OBJECTIVE — Look below. Copy each line that has "ГБУЗ" in it.
▽
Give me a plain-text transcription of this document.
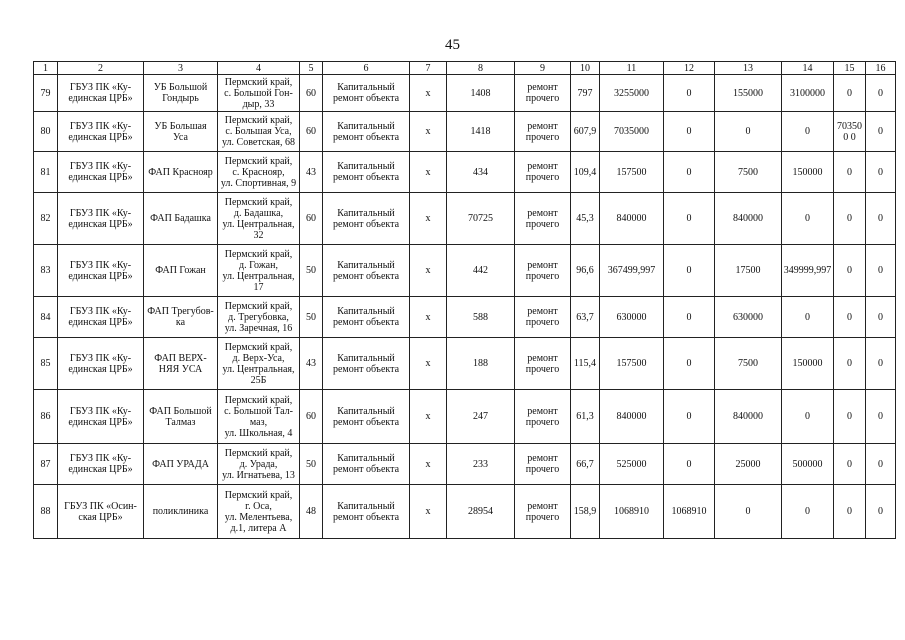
45
1	2	3	4	5	6	7	8	9	10	11	12	13	14	15	16
79	ГБУЗ ПК «Ку-
единская ЦРБ»	УБ Большой
Гондырь	Пермский край,
с. Большой Гон-
дыр, 33	60	Капитальный
ремонт объекта	х	1408	ремонт
прочего	797	3255000	0	155000	3100000	0	0
80	ГБУЗ ПК «Ку-
единская ЦРБ»	УБ Большая
Уса	Пермский край,
с. Большая Уса,
ул. Советская, 68	60	Капитальный
ремонт объекта	х	1418	ремонт
прочего	607,9	7035000	0	0	0	703500 0	0
81	ГБУЗ ПК «Ку-
единская ЦРБ»	ФАП Краснояр	Пермский край,
с. Краснояр,
ул. Спортивная, 9	43	Капитальный
ремонт объекта	х	434	ремонт
прочего	109,4	157500	0	7500	150000	0	0
82	ГБУЗ ПК «Ку-
единская ЦРБ»	ФАП Бадашка	Пермский край,
д. Бадашка,
ул. Центральная,
32	60	Капитальный
ремонт объекта	х	70725	ремонт
прочего	45,3	840000	0	840000	0	0	0
83	ГБУЗ ПК «Ку-
единская ЦРБ»	ФАП Гожан	Пермский край,
д. Гожан,
ул. Центральная,
17	50	Капитальный
ремонт объекта	х	442	ремонт
прочего	96,6	367499,997	0	17500	349999,997	0	0
84	ГБУЗ ПК «Ку-
единская ЦРБ»	ФАП Трегубов-
ка	Пермский край,
д. Трегубовка,
ул. Заречная, 16	50	Капитальный
ремонт объекта	х	588	ремонт
прочего	63,7	630000	0	630000	0	0	0
85	ГБУЗ ПК «Ку-
единская ЦРБ»	ФАП ВЕРХ-
НЯЯ УСА	Пермский край,
д. Верх-Уса,
ул. Центральная,
25Б	43	Капитальный
ремонт объекта	х	188	ремонт
прочего	115,4	157500	0	7500	150000	0	0
86	ГБУЗ ПК «Ку-
единская ЦРБ»	ФАП Большой
Талмаз	Пермский край,
с. Большой Тал-
маз,
ул. Школьная, 4	60	Капитальный
ремонт объекта	х	247	ремонт
прочего	61,3	840000	0	840000	0	0	0
87	ГБУЗ ПК «Ку-
единская ЦРБ»	ФАП УРАДА	Пермский край,
д. Урада,
ул. Игнатьева, 13	50	Капитальный
ремонт объекта	х	233	ремонт
прочего	66,7	525000	0	25000	500000	0	0
88	ГБУЗ ПК «Осин-
ская ЦРБ»	поликлиника	Пермский край,
г. Оса,
ул. Мелентьева,
д.1, литера А	48	Капитальный
ремонт объекта	х	28954	ремонт
прочего	158,9	1068910	1068910	0	0	0	0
△
SOLUTION FOR THIS PROBLEM —
79	ГБУЗ ПК «Ку-
80	ГБУЗ ПК «Ку-
81	ГБУЗ ПК «Ку-
82	ГБУЗ ПК «Ку-
83	ГБУЗ ПК «Ку-
84	ГБУЗ ПК «Ку-
85	ГБУЗ ПК «Ку-
86	ГБУЗ ПК «Ку-
87	ГБУЗ ПК «Ку-
88	ГБУЗ ПК «Осин-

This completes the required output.